INFORMATION GIVEN -

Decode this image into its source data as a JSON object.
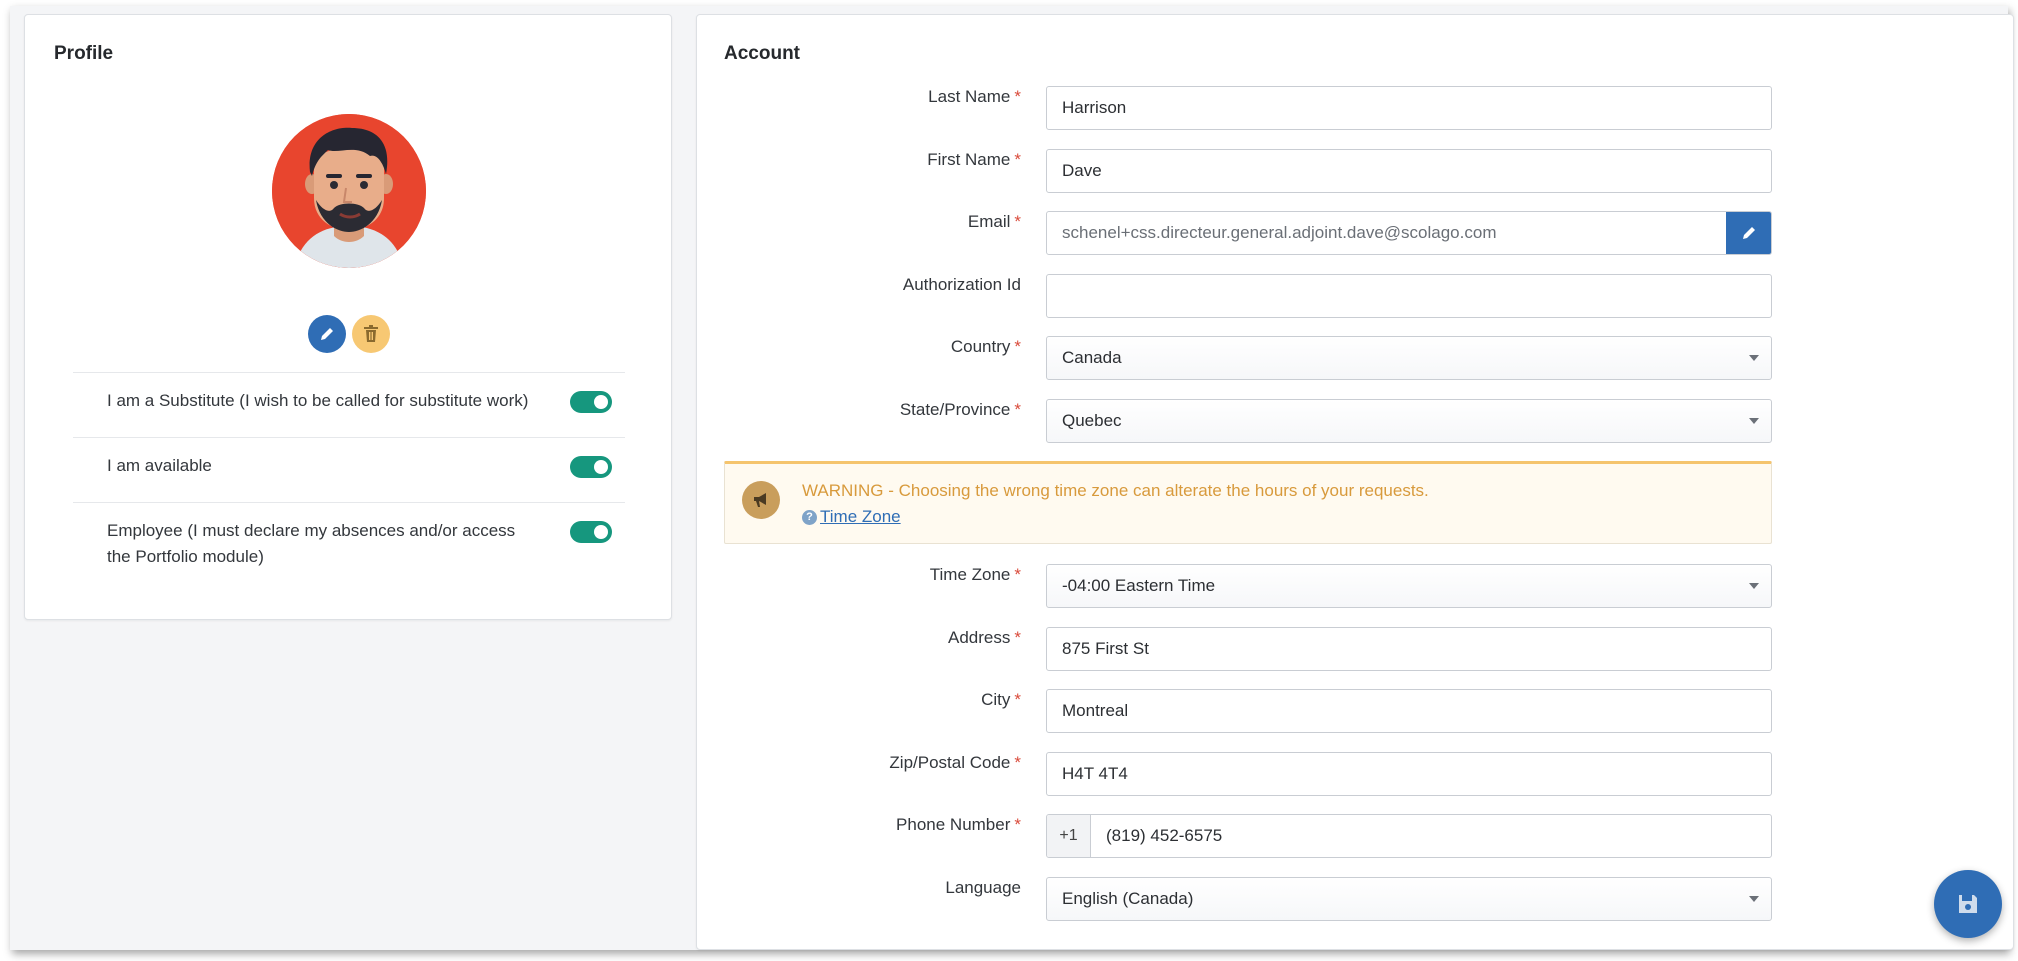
{
  "profile": {
    "title": "Profile",
    "toggles": [
      {
        "label": "I am a Substitute (I wish to be called for substitute work)",
        "on": true
      },
      {
        "label": "I am available",
        "on": true
      },
      {
        "label": "Employee (I must declare my absences and/or access the Portfolio module)",
        "on": true
      }
    ]
  },
  "account": {
    "title": "Account",
    "required_mark": "*",
    "fields": {
      "last_name": {
        "label": "Last Name",
        "value": "Harrison"
      },
      "first_name": {
        "label": "First Name",
        "value": "Dave"
      },
      "email": {
        "label": "Email",
        "value": "schenel+css.directeur.general.adjoint.dave@scolago.com"
      },
      "authorization_id": {
        "label": "Authorization Id",
        "value": ""
      },
      "country": {
        "label": "Country",
        "value": "Canada"
      },
      "state": {
        "label": "State/Province",
        "value": "Quebec"
      },
      "time_zone": {
        "label": "Time Zone",
        "value": "-04:00 Eastern Time"
      },
      "address": {
        "label": "Address",
        "value": "875 First St"
      },
      "city": {
        "label": "City",
        "value": "Montreal"
      },
      "zip": {
        "label": "Zip/Postal Code",
        "value": "H4T 4T4"
      },
      "phone": {
        "label": "Phone Number",
        "prefix": "+1",
        "value": "(819) 452-6575"
      },
      "language": {
        "label": "Language",
        "value": "English (Canada)"
      }
    },
    "warning": {
      "text": "WARNING - Choosing the wrong time zone can alterate the hours of your requests.",
      "help_icon": "?",
      "link": "Time Zone"
    }
  },
  "colors": {
    "primary": "#2f6db5",
    "toggle_on": "#16977e",
    "warning_text": "#d89a3c",
    "delete": "#f7c873"
  },
  "icons": {
    "edit": "pencil-icon",
    "delete": "trash-icon",
    "warning": "megaphone-icon",
    "save": "floppy-disk-icon"
  }
}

YOUR OBJECTIVE -
Retype all of the entries exactly as written, leaving out any images.

TASK OUTPUT -
Decode this image into its source data as a JSON object.
{
  "profile": {
    "title": "Profile",
    "toggles": [
      {
        "label": "I am a Substitute (I wish to be called for substitute work)",
        "on": true
      },
      {
        "label": "I am available",
        "on": true
      },
      {
        "label": "Employee (I must declare my absences and/or access the Portfolio module)",
        "on": true
      }
    ]
  },
  "account": {
    "title": "Account",
    "required_mark": "*",
    "fields": {
      "last_name": {
        "label": "Last Name",
        "value": "Harrison"
      },
      "first_name": {
        "label": "First Name",
        "value": "Dave"
      },
      "email": {
        "label": "Email",
        "value": "schenel+css.directeur.general.adjoint.dave@scolago.com"
      },
      "authorization_id": {
        "label": "Authorization Id",
        "value": ""
      },
      "country": {
        "label": "Country",
        "value": "Canada"
      },
      "state": {
        "label": "State/Province",
        "value": "Quebec"
      },
      "time_zone": {
        "label": "Time Zone",
        "value": "-04:00 Eastern Time"
      },
      "address": {
        "label": "Address",
        "value": "875 First St"
      },
      "city": {
        "label": "City",
        "value": "Montreal"
      },
      "zip": {
        "label": "Zip/Postal Code",
        "value": "H4T 4T4"
      },
      "phone": {
        "label": "Phone Number",
        "prefix": "+1",
        "value": "(819) 452-6575"
      },
      "language": {
        "label": "Language",
        "value": "English (Canada)"
      }
    },
    "warning": {
      "text": "WARNING - Choosing the wrong time zone can alterate the hours of your requests.",
      "help_icon": "?",
      "link": "Time Zone"
    }
  },
  "colors": {
    "primary": "#2f6db5",
    "toggle_on": "#16977e",
    "warning_text": "#d89a3c",
    "delete": "#f7c873"
  },
  "icons": {
    "edit": "pencil-icon",
    "delete": "trash-icon",
    "warning": "megaphone-icon",
    "save": "floppy-disk-icon"
  }
}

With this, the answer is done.